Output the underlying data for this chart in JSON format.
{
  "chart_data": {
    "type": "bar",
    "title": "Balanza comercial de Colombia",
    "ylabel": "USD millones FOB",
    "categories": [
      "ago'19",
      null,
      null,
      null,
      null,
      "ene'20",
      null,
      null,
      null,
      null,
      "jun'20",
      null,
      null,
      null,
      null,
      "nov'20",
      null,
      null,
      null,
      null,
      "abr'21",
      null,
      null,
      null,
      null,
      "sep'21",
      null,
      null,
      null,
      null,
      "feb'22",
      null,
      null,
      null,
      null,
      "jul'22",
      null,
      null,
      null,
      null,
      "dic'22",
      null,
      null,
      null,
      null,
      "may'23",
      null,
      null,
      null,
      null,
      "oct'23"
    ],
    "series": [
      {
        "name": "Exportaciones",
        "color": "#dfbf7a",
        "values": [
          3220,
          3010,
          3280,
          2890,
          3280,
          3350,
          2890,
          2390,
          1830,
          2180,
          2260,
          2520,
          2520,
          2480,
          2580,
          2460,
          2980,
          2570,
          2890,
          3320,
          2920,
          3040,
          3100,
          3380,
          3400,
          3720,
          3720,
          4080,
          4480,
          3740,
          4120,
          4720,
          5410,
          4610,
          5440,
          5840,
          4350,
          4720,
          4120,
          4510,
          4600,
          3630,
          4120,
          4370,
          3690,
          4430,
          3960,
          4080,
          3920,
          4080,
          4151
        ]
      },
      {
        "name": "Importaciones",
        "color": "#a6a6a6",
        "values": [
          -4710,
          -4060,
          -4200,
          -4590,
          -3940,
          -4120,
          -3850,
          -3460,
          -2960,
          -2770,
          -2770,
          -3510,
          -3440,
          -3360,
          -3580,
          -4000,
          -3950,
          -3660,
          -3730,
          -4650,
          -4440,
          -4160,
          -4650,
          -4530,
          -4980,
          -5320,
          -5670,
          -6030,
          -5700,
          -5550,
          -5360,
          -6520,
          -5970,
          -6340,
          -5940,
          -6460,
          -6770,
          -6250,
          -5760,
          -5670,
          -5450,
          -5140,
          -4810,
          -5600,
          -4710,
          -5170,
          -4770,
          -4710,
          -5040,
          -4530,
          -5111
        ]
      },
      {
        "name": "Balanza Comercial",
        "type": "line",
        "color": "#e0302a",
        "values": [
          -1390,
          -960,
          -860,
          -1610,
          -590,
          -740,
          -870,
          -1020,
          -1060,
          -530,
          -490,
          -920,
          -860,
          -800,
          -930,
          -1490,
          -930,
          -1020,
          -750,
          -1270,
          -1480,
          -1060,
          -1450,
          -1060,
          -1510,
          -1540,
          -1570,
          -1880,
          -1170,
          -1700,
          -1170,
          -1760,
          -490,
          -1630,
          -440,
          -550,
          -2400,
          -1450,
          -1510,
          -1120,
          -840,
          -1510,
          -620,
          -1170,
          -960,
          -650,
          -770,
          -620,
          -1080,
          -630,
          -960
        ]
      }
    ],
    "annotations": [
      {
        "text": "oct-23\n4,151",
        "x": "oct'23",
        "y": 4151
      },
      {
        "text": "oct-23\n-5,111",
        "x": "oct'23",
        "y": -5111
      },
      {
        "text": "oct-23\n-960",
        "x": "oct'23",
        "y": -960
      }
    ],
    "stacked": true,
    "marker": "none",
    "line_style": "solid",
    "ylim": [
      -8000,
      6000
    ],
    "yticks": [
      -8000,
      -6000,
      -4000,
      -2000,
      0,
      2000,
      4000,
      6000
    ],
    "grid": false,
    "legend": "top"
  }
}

====

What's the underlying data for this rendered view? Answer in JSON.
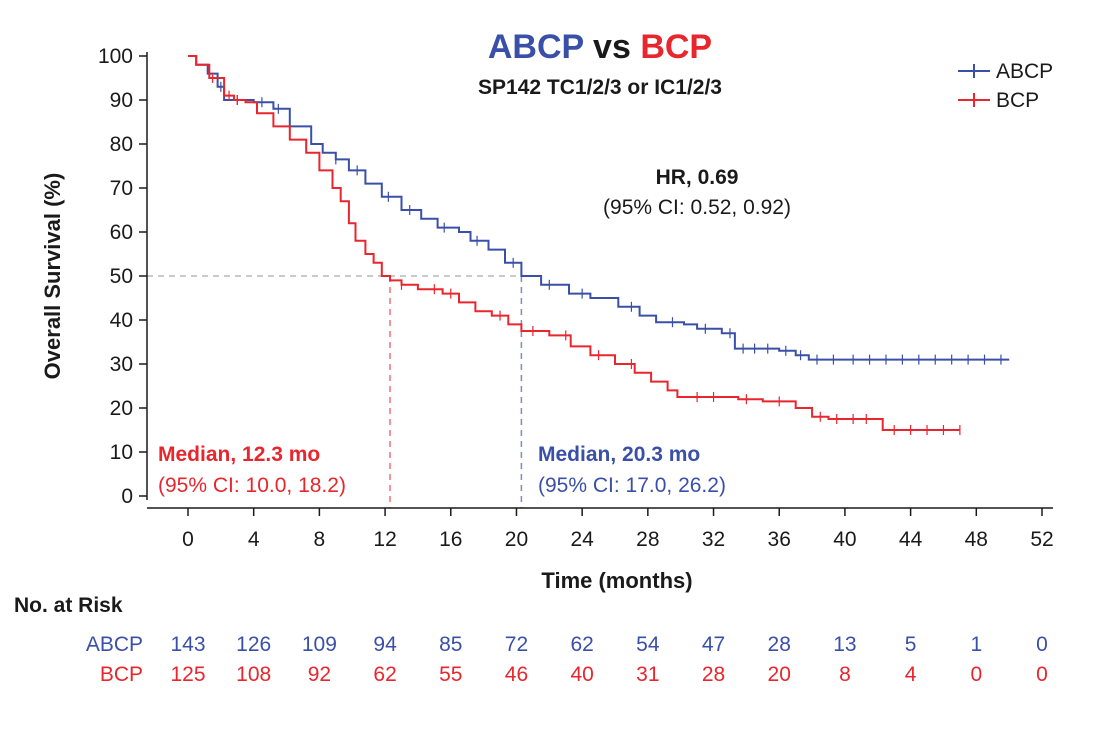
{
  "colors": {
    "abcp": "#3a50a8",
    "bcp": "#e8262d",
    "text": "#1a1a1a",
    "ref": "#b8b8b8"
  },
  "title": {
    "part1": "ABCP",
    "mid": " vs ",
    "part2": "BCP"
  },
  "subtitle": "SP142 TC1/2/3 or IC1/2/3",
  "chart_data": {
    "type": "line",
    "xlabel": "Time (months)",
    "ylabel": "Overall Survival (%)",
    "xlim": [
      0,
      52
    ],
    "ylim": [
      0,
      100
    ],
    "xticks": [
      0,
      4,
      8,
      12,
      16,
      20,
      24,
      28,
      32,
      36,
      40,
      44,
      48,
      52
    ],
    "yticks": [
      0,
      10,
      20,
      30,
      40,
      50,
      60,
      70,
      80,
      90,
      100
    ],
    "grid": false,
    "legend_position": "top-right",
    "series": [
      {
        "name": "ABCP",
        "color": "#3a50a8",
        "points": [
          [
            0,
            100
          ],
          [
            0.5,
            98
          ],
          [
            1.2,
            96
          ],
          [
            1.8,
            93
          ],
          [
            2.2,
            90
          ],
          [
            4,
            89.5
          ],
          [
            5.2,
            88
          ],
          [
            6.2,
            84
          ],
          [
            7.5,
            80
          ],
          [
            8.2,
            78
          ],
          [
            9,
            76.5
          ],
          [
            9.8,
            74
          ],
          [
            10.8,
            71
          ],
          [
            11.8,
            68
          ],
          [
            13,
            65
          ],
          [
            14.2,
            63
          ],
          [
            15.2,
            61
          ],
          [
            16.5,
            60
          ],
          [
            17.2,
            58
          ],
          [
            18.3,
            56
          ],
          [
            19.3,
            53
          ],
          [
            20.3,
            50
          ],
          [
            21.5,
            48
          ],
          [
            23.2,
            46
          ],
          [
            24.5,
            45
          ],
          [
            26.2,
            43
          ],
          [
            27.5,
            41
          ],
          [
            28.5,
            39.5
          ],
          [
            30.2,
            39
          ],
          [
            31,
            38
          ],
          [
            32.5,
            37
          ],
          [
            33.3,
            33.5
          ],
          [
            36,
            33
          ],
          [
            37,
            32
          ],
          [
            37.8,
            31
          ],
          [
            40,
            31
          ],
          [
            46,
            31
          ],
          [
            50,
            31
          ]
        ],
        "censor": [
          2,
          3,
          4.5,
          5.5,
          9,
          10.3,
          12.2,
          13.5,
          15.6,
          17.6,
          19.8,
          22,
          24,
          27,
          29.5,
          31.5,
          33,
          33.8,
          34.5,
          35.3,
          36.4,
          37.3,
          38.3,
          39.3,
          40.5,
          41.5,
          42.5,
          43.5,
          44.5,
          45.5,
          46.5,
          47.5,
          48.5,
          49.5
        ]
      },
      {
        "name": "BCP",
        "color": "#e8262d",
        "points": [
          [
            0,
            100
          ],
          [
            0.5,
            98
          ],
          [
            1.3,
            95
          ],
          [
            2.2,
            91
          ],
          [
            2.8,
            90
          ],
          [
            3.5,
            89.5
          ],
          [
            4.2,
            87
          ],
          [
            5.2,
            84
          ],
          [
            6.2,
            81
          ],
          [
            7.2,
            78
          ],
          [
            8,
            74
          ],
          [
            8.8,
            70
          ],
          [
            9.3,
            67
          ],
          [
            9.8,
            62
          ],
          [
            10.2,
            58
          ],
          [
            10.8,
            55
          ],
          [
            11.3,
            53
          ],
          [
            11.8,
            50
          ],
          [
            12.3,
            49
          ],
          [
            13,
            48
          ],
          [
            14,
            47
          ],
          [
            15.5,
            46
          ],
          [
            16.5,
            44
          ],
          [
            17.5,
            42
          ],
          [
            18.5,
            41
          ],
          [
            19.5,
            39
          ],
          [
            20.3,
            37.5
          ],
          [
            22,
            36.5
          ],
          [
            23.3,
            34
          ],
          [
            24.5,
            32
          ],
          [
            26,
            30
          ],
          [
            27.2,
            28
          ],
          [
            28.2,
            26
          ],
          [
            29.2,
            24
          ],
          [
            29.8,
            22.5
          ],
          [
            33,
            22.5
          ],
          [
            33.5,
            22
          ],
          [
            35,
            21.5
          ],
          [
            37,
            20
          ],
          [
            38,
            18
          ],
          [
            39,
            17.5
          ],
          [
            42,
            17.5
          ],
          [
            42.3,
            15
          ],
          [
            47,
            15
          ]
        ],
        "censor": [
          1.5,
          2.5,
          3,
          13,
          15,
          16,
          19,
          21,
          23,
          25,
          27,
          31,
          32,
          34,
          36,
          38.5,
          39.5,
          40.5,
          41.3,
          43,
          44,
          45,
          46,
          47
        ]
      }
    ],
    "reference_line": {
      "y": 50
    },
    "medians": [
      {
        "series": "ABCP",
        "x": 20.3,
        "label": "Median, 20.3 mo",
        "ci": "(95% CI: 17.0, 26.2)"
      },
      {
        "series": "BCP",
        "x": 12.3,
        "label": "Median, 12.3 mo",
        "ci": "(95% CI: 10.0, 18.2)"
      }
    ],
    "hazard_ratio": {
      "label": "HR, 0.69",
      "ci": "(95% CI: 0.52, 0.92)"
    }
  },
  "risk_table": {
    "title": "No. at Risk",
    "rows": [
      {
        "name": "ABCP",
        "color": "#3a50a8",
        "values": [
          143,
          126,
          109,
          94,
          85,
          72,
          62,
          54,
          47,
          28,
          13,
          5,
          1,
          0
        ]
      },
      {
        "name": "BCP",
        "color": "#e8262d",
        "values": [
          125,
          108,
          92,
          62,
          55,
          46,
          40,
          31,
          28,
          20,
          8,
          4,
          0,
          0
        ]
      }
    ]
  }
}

====

Pull out all lines containing "name".

        "name": "Exportaciones",
        "name": "Importaciones",
        "name": "Balanza Comercial",
        "name": "ABCP",
        "name": "BCP",
        "name": "ABCP",
        "name": "BCP",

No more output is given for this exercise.